SET EXERCISE: Rewrite the data below, changing every "terminal" to "pin" and leaving everything else as it is.

DATA PROVIDED:
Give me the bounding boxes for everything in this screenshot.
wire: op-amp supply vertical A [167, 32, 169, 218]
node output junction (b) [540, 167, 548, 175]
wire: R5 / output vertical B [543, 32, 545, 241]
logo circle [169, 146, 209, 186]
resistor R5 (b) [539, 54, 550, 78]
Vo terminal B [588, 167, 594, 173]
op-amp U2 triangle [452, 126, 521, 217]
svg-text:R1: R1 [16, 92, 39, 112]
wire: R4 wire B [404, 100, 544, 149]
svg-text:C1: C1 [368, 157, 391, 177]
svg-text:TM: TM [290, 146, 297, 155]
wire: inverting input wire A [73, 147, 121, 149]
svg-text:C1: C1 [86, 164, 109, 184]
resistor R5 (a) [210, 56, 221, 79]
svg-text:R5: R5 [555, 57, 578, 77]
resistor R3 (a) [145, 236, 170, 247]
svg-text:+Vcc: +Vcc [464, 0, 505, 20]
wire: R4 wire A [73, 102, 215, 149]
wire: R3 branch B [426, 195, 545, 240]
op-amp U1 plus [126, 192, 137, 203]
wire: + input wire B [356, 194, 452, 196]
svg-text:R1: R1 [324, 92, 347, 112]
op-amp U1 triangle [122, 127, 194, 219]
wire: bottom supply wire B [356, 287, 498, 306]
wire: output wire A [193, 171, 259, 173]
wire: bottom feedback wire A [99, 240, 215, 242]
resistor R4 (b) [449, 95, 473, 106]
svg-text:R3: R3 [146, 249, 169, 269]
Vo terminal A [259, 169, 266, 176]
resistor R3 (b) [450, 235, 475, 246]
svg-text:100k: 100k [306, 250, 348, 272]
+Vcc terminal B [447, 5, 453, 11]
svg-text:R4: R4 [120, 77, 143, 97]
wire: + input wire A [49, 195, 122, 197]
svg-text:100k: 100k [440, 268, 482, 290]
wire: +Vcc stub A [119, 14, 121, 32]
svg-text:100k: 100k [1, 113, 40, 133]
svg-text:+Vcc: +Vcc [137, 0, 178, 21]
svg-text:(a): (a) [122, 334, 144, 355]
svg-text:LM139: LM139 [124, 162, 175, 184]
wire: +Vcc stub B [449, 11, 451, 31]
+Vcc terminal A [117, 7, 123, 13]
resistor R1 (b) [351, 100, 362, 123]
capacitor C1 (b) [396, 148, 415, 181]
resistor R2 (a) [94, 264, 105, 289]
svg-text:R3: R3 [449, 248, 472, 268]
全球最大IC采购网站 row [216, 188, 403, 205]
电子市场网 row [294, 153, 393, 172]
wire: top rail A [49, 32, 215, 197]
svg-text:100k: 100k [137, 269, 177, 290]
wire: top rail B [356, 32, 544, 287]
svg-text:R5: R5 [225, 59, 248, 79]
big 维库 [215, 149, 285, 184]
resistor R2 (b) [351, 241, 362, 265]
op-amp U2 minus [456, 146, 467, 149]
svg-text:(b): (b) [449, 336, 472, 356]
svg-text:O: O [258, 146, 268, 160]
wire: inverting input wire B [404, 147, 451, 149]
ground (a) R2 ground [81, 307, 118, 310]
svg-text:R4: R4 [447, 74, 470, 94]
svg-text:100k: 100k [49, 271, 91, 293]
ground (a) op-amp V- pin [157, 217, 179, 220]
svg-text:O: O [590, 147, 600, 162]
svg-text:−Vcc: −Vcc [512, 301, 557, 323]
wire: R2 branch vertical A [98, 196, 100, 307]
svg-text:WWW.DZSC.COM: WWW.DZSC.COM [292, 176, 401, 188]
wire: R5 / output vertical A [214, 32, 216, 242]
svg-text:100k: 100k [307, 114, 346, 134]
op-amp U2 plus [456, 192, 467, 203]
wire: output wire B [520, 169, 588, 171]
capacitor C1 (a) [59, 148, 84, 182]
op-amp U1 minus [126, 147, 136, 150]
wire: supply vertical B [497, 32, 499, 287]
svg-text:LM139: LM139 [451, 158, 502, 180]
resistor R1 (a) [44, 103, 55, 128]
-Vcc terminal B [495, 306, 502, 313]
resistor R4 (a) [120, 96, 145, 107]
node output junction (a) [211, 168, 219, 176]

FULL ANSWER:
Give me the bounding boxes for everything in this screenshot.
wire: op-amp supply vertical A [167, 32, 169, 218]
node output junction (b) [540, 167, 548, 175]
wire: R5 / output vertical B [543, 32, 545, 241]
logo circle [169, 146, 209, 186]
resistor R5 (b) [539, 54, 550, 78]
Vo pin B [588, 167, 594, 173]
op-amp U2 triangle [452, 126, 521, 217]
svg-text:R1: R1 [16, 92, 39, 112]
wire: R4 wire B [404, 100, 544, 149]
svg-text:C1: C1 [368, 157, 391, 177]
svg-text:TM: TM [290, 146, 297, 155]
wire: inverting input wire A [73, 147, 121, 149]
svg-text:C1: C1 [86, 164, 109, 184]
resistor R5 (a) [210, 56, 221, 79]
svg-text:R5: R5 [555, 57, 578, 77]
resistor R3 (a) [145, 236, 170, 247]
svg-text:+Vcc: +Vcc [464, 0, 505, 20]
wire: R4 wire A [73, 102, 215, 149]
wire: R3 branch B [426, 195, 545, 240]
op-amp U1 plus [126, 192, 137, 203]
wire: + input wire B [356, 194, 452, 196]
svg-text:R1: R1 [324, 92, 347, 112]
op-amp U1 triangle [122, 127, 194, 219]
wire: bottom supply wire B [356, 287, 498, 306]
wire: output wire A [193, 171, 259, 173]
wire: bottom feedback wire A [99, 240, 215, 242]
resistor R4 (b) [449, 95, 473, 106]
svg-text:R3: R3 [146, 249, 169, 269]
Vo pin A [259, 169, 266, 176]
resistor R3 (b) [450, 235, 475, 246]
svg-text:100k: 100k [306, 250, 348, 272]
+Vcc pin B [447, 5, 453, 11]
svg-text:R4: R4 [120, 77, 143, 97]
wire: + input wire A [49, 195, 122, 197]
svg-text:100k: 100k [440, 268, 482, 290]
wire: +Vcc stub A [119, 14, 121, 32]
svg-text:100k: 100k [1, 113, 40, 133]
svg-text:+Vcc: +Vcc [137, 0, 178, 21]
svg-text:(a): (a) [122, 334, 144, 355]
svg-text:LM139: LM139 [124, 162, 175, 184]
wire: +Vcc stub B [449, 11, 451, 31]
+Vcc pin A [117, 7, 123, 13]
resistor R1 (b) [351, 100, 362, 123]
capacitor C1 (b) [396, 148, 415, 181]
resistor R2 (a) [94, 264, 105, 289]
svg-text:R3: R3 [449, 248, 472, 268]
全球最大IC采购网站 row [216, 188, 403, 205]
电子市场网 row [294, 153, 393, 172]
wire: top rail A [49, 32, 215, 197]
svg-text:100k: 100k [137, 269, 177, 290]
wire: top rail B [356, 32, 544, 287]
svg-text:R5: R5 [225, 59, 248, 79]
big 维库 [215, 149, 285, 184]
resistor R2 (b) [351, 241, 362, 265]
op-amp U2 minus [456, 146, 467, 149]
svg-text:(b): (b) [449, 336, 472, 356]
svg-text:O: O [258, 146, 268, 160]
wire: inverting input wire B [404, 147, 451, 149]
ground (a) R2 ground [81, 307, 118, 310]
svg-text:R4: R4 [447, 74, 470, 94]
svg-text:100k: 100k [49, 271, 91, 293]
ground (a) op-amp V- pin [157, 217, 179, 220]
svg-text:O: O [590, 147, 600, 162]
svg-text:−Vcc: −Vcc [512, 301, 557, 323]
wire: R2 branch vertical A [98, 196, 100, 307]
svg-text:WWW.DZSC.COM: WWW.DZSC.COM [292, 176, 401, 188]
wire: R5 / output vertical A [214, 32, 216, 242]
svg-text:100k: 100k [307, 114, 346, 134]
op-amp U2 plus [456, 192, 467, 203]
wire: output wire B [520, 169, 588, 171]
capacitor C1 (a) [59, 148, 84, 182]
op-amp U1 minus [126, 147, 136, 150]
wire: supply vertical B [497, 32, 499, 287]
svg-text:LM139: LM139 [451, 158, 502, 180]
resistor R1 (a) [44, 103, 55, 128]
-Vcc pin B [495, 306, 502, 313]
resistor R4 (a) [120, 96, 145, 107]
node output junction (a) [211, 168, 219, 176]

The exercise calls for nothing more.